(begin)

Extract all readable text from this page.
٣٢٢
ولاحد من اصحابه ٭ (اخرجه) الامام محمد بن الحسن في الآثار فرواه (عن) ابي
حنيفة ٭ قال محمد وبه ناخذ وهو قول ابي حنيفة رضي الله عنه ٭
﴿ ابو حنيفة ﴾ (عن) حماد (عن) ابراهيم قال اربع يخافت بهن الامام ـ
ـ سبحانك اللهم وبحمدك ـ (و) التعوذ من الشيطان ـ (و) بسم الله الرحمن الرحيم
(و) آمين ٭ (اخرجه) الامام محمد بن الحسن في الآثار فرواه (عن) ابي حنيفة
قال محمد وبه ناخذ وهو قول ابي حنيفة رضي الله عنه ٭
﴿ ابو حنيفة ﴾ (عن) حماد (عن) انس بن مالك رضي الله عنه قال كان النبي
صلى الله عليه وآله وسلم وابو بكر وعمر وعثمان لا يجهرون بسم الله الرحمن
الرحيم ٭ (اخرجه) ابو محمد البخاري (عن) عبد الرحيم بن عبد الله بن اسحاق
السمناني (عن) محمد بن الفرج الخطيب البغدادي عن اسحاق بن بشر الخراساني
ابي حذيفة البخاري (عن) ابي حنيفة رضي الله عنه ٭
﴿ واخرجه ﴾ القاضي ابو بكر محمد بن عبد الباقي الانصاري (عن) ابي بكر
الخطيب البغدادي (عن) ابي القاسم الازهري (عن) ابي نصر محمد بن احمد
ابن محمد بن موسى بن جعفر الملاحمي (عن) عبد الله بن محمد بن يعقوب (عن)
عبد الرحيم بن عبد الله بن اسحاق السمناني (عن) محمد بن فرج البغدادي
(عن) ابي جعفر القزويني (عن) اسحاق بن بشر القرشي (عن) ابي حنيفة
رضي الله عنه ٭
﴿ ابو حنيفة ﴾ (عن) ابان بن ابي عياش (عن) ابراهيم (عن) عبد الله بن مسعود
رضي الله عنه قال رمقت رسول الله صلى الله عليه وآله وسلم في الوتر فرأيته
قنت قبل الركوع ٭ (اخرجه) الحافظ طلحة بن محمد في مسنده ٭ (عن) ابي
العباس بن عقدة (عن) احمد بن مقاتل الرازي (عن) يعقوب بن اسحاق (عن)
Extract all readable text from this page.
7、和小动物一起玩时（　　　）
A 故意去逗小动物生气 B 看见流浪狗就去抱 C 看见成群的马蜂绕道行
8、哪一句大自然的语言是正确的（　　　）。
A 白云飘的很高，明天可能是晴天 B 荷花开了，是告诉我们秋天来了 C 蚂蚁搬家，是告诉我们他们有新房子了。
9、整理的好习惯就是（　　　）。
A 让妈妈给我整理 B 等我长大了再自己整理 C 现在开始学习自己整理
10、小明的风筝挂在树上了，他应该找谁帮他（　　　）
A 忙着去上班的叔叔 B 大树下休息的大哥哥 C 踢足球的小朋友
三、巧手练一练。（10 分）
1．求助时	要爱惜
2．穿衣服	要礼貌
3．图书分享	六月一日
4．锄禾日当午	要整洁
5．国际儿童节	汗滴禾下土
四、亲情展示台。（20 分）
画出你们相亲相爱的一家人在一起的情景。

(end)

**TASK TO CARRY OUT**
Scan the entries above for the word "وسلم" and collect each line holding it.

**TASK OUTPUT**
صلى الله عليه وآله وسلم وابو بكر وعمر وعثمان لا يجهرون بسم الله الرحمن
رضي الله عنه قال رمقت رسول الله صلى الله عليه وآله وسلم في الوتر فرأيته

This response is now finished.